*WRITTEN INSTRUCTION:* Establish how many lines in the material include the string "vPvB" and report it as a lone number.

[INFORMATION PROVIDED start]

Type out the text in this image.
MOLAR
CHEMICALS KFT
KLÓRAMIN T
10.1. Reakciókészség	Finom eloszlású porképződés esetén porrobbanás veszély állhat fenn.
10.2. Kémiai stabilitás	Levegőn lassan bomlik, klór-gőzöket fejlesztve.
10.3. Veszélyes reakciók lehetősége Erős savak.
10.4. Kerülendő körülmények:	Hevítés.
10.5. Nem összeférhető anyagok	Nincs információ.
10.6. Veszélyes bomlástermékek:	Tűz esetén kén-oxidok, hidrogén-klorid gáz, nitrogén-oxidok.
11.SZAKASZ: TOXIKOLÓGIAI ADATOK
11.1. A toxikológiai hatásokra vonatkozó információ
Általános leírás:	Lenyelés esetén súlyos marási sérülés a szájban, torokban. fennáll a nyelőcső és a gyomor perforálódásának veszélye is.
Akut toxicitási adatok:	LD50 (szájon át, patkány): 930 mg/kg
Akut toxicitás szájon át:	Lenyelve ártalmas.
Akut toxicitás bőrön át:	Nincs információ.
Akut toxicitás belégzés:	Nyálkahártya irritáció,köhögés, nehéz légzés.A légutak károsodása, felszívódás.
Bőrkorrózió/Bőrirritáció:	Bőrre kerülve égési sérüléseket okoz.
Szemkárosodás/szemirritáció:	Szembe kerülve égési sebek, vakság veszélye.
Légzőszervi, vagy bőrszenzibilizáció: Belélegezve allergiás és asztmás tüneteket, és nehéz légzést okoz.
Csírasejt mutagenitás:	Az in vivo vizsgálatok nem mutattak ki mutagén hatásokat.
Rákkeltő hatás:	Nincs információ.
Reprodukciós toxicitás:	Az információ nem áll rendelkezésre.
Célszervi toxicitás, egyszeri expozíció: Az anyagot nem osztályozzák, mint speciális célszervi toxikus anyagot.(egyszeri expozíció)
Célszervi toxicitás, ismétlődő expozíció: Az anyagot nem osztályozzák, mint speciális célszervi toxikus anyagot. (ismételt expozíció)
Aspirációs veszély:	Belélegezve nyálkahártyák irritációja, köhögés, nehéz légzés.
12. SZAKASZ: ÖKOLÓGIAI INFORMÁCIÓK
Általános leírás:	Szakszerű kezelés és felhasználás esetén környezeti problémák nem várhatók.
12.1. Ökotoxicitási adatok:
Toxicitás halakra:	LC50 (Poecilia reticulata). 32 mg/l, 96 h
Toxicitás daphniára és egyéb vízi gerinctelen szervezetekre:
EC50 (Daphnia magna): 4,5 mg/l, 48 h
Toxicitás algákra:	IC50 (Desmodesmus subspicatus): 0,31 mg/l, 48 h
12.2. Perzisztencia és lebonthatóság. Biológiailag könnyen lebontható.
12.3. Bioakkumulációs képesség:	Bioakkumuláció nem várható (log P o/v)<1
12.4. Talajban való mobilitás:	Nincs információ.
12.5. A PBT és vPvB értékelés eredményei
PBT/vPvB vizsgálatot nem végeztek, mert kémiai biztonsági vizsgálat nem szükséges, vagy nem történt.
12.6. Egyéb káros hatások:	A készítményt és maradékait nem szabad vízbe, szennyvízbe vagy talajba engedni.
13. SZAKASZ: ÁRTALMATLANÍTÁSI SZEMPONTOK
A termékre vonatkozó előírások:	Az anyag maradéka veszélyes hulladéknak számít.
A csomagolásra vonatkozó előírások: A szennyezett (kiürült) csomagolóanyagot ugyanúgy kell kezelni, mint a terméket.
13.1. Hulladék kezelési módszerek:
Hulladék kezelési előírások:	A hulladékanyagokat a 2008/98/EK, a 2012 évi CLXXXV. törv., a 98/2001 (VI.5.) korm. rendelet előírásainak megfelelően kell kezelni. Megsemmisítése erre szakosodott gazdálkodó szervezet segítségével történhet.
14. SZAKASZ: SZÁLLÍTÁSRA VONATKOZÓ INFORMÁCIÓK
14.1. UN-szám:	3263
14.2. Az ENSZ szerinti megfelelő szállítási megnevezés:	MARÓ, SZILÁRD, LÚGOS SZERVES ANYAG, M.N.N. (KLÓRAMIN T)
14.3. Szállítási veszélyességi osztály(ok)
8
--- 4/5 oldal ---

[INFORMATION PROVIDED end]
[INFORMATION PROVIDED start]

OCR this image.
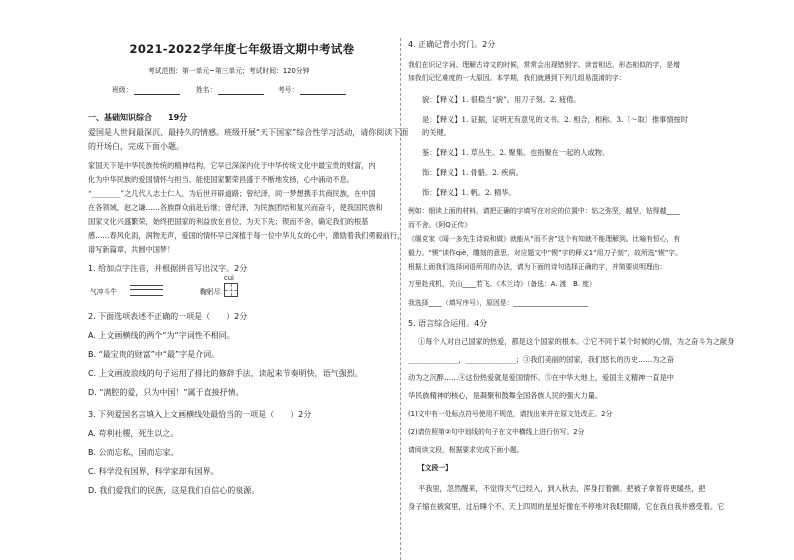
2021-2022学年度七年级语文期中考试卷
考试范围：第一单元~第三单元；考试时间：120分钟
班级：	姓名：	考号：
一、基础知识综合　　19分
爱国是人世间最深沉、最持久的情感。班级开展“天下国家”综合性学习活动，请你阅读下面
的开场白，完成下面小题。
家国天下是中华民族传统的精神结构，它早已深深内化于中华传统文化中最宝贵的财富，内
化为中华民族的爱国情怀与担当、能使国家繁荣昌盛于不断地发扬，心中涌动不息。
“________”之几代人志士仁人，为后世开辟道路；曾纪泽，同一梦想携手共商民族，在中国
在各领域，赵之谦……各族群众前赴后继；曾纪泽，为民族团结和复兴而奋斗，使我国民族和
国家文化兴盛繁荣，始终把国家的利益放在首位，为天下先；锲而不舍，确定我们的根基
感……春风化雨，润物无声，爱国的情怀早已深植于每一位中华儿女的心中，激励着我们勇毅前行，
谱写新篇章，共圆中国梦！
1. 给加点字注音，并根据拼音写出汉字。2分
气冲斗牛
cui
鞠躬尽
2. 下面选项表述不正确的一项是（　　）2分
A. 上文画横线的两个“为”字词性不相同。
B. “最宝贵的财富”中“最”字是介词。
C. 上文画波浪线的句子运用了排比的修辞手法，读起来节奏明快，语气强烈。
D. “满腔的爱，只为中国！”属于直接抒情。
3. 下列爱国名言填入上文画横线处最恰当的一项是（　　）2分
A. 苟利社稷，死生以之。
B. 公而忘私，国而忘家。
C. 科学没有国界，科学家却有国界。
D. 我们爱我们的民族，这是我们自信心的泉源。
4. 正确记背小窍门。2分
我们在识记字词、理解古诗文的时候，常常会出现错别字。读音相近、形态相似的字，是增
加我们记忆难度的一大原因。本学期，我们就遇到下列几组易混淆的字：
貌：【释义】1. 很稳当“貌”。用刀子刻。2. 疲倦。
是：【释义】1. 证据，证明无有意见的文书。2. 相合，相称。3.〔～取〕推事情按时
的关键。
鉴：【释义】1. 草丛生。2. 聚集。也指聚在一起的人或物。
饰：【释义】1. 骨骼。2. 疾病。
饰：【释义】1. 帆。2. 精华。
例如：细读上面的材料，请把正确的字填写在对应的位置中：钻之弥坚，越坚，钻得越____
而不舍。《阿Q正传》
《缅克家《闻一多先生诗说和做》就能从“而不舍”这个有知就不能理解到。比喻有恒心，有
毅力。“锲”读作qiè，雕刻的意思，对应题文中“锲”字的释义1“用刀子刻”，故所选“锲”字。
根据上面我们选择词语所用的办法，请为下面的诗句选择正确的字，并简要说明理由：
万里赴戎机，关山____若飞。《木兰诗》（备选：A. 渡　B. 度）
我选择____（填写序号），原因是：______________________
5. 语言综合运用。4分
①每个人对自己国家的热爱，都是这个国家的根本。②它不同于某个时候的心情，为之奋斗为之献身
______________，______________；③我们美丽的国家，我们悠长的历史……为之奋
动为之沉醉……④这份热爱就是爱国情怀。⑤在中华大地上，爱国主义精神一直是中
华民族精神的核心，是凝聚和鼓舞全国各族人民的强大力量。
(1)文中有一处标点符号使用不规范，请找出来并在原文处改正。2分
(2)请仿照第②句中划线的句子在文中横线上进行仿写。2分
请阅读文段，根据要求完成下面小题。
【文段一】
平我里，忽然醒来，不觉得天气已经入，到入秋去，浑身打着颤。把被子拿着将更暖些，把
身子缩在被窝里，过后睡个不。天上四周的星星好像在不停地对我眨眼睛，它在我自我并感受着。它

[INFORMATION PROVIDED end]

*OUTPUT FOR THIS EXERCISE:* 2